### TASK TO CARRY OUT
Copy every entry exactly as given, minus the images.

### DATA PROVIDED
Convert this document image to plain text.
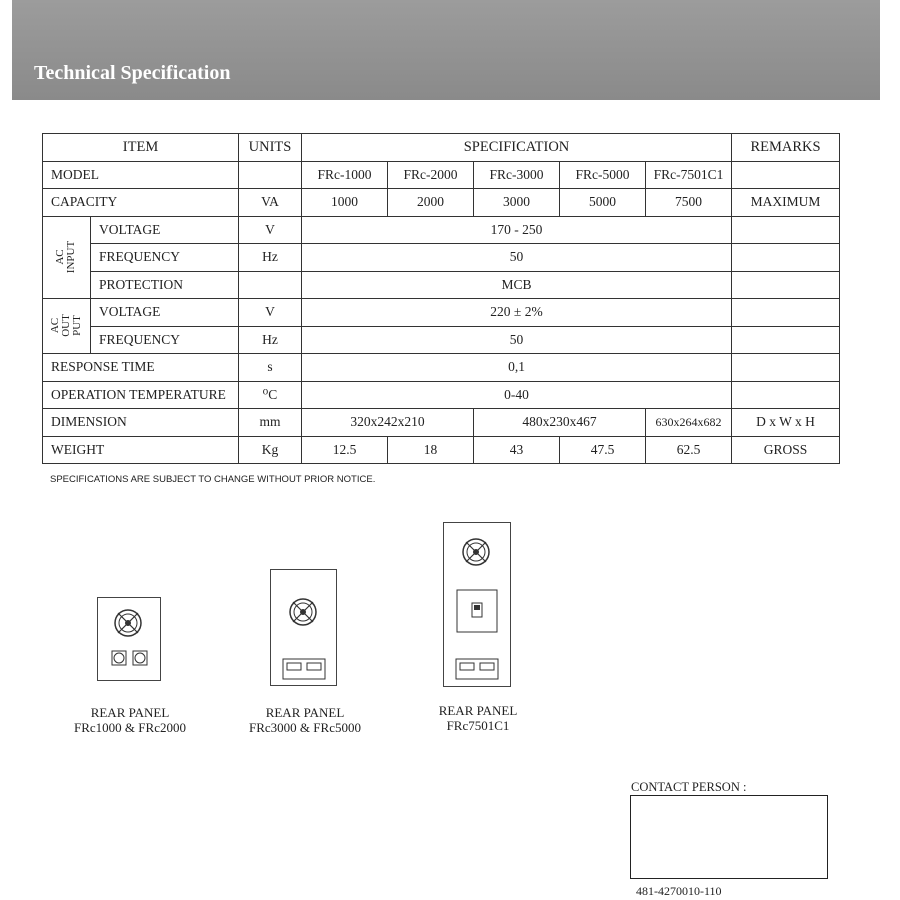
Technical Specification
ITEM		UNITS	SPECIFICATION					REMARKS
MODEL			FRc-1000	FRc-2000	FRc-3000	FRc-5000	FRc-7501C1	
CAPACITY		VA	1000	2000	3000	5000	7500	MAXIMUM
AC
INPUT	VOLTAGE	V	170 - 250					
	FREQUENCY	Hz	50					
	PROTECTION		MCB					
AC
OUT
PUT	VOLTAGE	V	220 ± 2%					
	FREQUENCY	Hz	50					
RESPONSE TIME		s	0,1					
OPERATION TEMPERATURE		⁰C	0-40					
DIMENSION		mm	320x242x210		480x230x467		630x264x682	D x W x H
WEIGHT		Kg	12.5	18	43	47.5	62.5	GROSS
SPECIFICATIONS ARE SUBJECT TO CHANGE WITHOUT PRIOR NOTICE.
REAR PANEL
FRc1000 & FRc2000
REAR PANEL
FRc3000 & FRc5000
REAR PANEL
FRc7501C1
CONTACT PERSON :
481-4270010-110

### COMPLETE RESPONSE
Convert this document image to plain text.
Technical Specification
ITEM		UNITS	SPECIFICATION					REMARKS
MODEL			FRc-1000	FRc-2000	FRc-3000	FRc-5000	FRc-7501C1	
CAPACITY		VA	1000	2000	3000	5000	7500	MAXIMUM
AC
INPUT	VOLTAGE	V	170 - 250					
	FREQUENCY	Hz	50					
	PROTECTION		MCB					
AC
OUT
PUT	VOLTAGE	V	220 ± 2%					
	FREQUENCY	Hz	50					
RESPONSE TIME		s	0,1					
OPERATION TEMPERATURE		⁰C	0-40					
DIMENSION		mm	320x242x210		480x230x467		630x264x682	D x W x H
WEIGHT		Kg	12.5	18	43	47.5	62.5	GROSS
SPECIFICATIONS ARE SUBJECT TO CHANGE WITHOUT PRIOR NOTICE.
REAR PANEL
FRc1000 & FRc2000
REAR PANEL
FRc3000 & FRc5000
REAR PANEL
FRc7501C1
CONTACT PERSON :
481-4270010-110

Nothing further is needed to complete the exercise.